◆ **Provided information**
__________________________________________________

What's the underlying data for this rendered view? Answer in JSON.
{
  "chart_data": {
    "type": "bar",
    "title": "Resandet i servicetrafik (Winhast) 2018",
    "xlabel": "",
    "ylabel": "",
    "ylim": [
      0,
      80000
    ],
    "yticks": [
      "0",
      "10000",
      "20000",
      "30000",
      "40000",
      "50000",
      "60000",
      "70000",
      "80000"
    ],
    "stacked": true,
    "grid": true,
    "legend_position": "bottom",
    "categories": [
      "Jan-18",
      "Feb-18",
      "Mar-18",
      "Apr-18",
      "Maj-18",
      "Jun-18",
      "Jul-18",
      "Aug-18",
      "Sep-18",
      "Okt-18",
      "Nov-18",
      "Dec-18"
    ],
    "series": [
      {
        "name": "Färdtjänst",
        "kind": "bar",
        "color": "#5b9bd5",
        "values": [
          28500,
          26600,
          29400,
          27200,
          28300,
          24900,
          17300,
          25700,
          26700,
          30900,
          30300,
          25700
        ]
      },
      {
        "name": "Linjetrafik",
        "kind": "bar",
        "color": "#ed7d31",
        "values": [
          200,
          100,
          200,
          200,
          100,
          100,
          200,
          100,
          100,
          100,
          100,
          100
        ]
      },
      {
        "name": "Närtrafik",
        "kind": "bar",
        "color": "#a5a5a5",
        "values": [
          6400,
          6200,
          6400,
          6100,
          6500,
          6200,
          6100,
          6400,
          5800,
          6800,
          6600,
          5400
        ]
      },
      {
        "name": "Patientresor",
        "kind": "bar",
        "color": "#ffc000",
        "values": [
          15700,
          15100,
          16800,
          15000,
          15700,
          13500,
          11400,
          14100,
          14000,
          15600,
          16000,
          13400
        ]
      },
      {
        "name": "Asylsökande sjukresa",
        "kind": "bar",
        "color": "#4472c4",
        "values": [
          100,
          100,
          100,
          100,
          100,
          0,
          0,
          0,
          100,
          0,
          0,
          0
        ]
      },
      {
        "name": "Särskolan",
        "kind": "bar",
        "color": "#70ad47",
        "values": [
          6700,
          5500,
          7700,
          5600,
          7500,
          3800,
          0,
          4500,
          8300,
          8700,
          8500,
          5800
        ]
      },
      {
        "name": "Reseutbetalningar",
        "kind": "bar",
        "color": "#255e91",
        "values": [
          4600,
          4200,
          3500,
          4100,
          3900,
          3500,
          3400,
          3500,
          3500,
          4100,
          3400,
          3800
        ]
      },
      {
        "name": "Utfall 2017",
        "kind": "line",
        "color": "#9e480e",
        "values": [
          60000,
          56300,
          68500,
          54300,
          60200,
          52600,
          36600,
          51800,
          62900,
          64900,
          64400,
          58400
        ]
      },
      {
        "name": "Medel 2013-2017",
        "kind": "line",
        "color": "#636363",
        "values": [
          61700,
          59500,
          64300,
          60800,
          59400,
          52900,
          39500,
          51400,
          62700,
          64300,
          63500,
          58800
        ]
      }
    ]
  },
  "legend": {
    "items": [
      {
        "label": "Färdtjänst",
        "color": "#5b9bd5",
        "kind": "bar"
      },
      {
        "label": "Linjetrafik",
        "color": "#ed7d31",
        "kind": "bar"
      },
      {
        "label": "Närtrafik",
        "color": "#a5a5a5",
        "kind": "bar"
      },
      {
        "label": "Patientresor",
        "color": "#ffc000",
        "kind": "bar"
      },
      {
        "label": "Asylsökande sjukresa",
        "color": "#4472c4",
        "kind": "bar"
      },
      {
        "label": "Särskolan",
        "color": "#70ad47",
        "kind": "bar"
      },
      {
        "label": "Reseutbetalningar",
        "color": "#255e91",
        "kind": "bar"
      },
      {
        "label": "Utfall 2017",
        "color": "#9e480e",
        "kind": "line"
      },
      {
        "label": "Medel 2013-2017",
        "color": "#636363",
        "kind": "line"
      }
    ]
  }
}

__________________________________________________

◆ **What is needed**
Where a line in the material contains "Patientresor", copy that line.

◆ **Exercise output**
        "name": "Patientresor",
        "label": "Patientresor",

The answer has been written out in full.